*Brano*:
%%

2.1 Il secondo motivo è inammissibile.

Il ricorrente richiede una diversa valutazione dei fatti senza indicare alcun omesso esame da parte della Corte d’Appello ma richiedendo una diversa interpretazione della procura rilasciata dalla società RPM srl.

L’interpretazione della volontà negoziale è attività propria del giudice di merito e dalla stessa lettura del motivo emerge che l’attività demandata all’avv. G. era di tipo giudiziale in quanto relativa ai compiti di cui all’art. 584 c.p.c. Ne consegue che la qualificazione della suddetta attività da parte, prima del Tribunale, e poi della Corte d’Appello, non merita censura.

D’altra parte, come indicato in sentenza, le stesse tabelle professionali includono la suddetta attività nell’ambito di quella giudiziale, prevedendo specifiche voci analiticamente riportate nella sentenza impugnata.

Peraltro, deve richiamarsi l’orientamento secondo il quale: “In tema di espropriazione immobiliare, la gara contemplata dallo art. 584 c.p.c., per il caso in cui, dopo l’incanto, vi sia offerta di “aumento del sesto”, è soggetta alle modalità fissate dagli artt. 571 e 573 c.p.c. per la vendita senza incanto. Ne consegue che la partecipazione alla gara stessa deve avvenire di persona od a mezzo di procuratore legale, come previsto dal citato art. 571 c.p.c., comma 1 a pena di invalidità, non potendosi ritenere consentita la partecipazione tramite mandatario munito di procura speciale, la quale è autorizzata dall’art. 579 c.p.c., comma 2, in via d’eccezione alle comuni regole processuali, solo per la diversa ipotesi della vendita con incanto” (Sez. 1, Sent. n. 2871 del 1988).

%%

*Dati mostrati*:
%%

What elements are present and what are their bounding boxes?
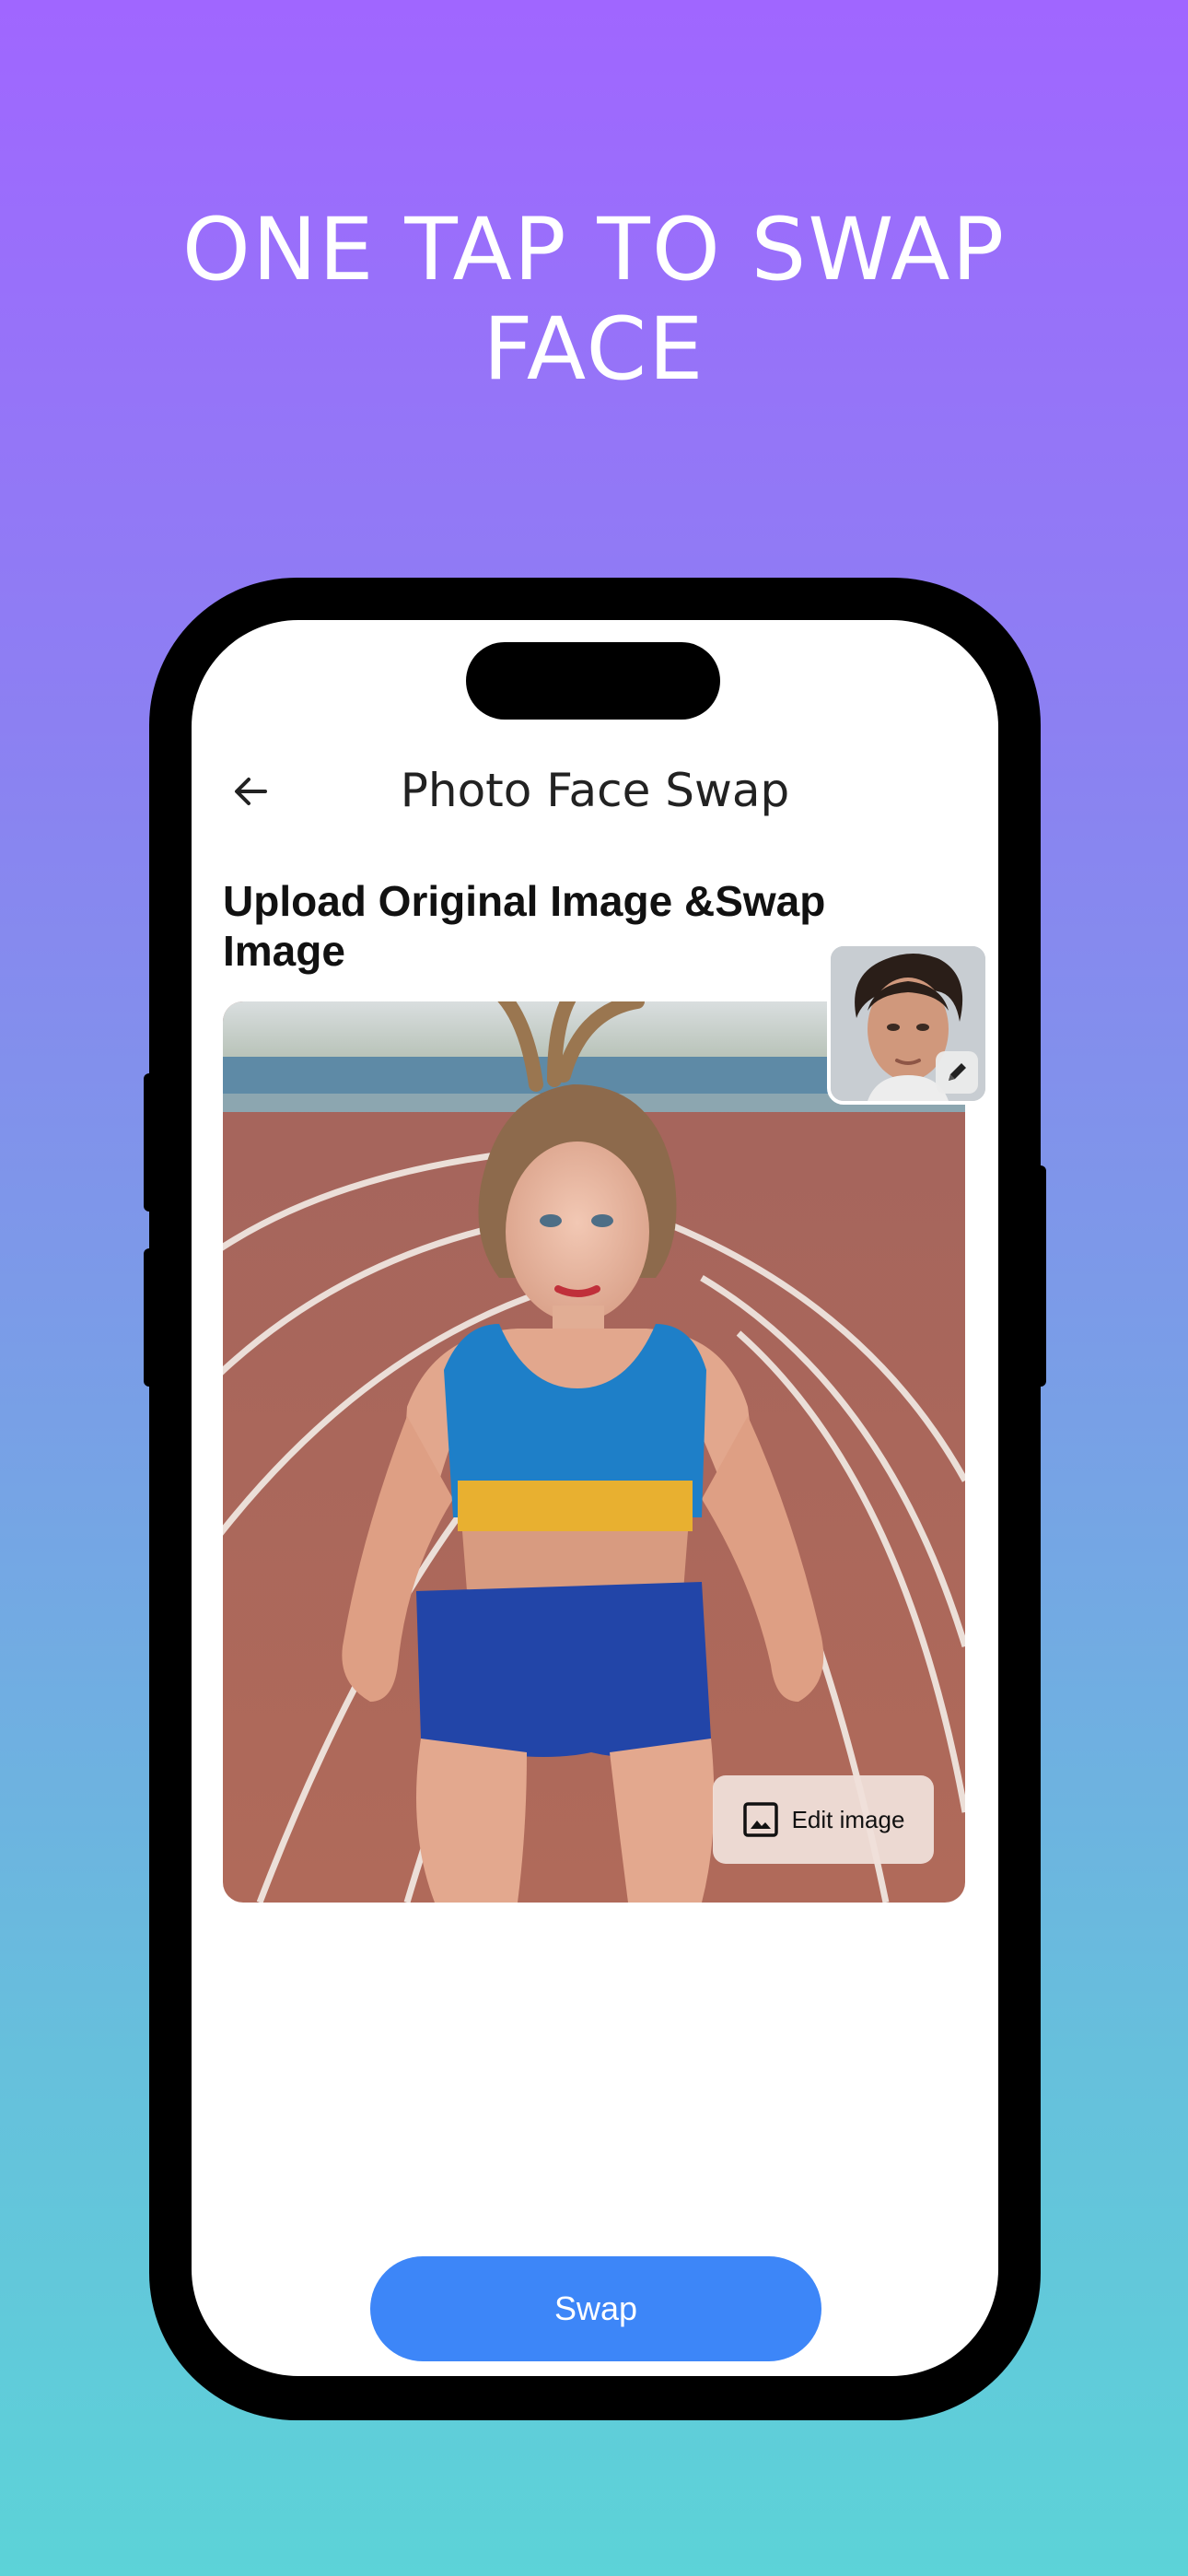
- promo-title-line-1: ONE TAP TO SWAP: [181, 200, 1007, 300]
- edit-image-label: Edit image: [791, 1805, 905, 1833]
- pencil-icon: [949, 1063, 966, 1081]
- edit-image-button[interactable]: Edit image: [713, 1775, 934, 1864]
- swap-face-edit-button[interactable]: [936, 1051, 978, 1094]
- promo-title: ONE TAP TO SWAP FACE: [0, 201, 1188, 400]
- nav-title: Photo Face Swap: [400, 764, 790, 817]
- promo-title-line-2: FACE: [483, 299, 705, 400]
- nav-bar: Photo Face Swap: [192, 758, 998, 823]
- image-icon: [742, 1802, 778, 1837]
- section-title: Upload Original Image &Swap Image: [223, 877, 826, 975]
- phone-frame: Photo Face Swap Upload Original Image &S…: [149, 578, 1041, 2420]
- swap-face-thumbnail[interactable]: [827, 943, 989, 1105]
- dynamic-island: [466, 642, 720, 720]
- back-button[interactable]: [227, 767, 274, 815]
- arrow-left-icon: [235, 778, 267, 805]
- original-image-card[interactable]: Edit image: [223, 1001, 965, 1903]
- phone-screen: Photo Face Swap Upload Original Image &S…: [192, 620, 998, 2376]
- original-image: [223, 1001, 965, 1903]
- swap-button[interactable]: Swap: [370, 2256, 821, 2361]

%%

*Consegna*:
Rispondi in base al brano.
1. Come viene giudicato il secondo motivo?
2. Quale società ha rilasciato la procura di cui il ricorrente chiede una diversa interpretazione?
3. Quale sentenza viene citata per l'orientamento richiamato?
I dati hanno una fonte diversa da quella del brano.

*Risposta completa*:
1. Inammissibile.
2. RPM srl.
3. Sez. 1, Sent. n. 2871 del 1988.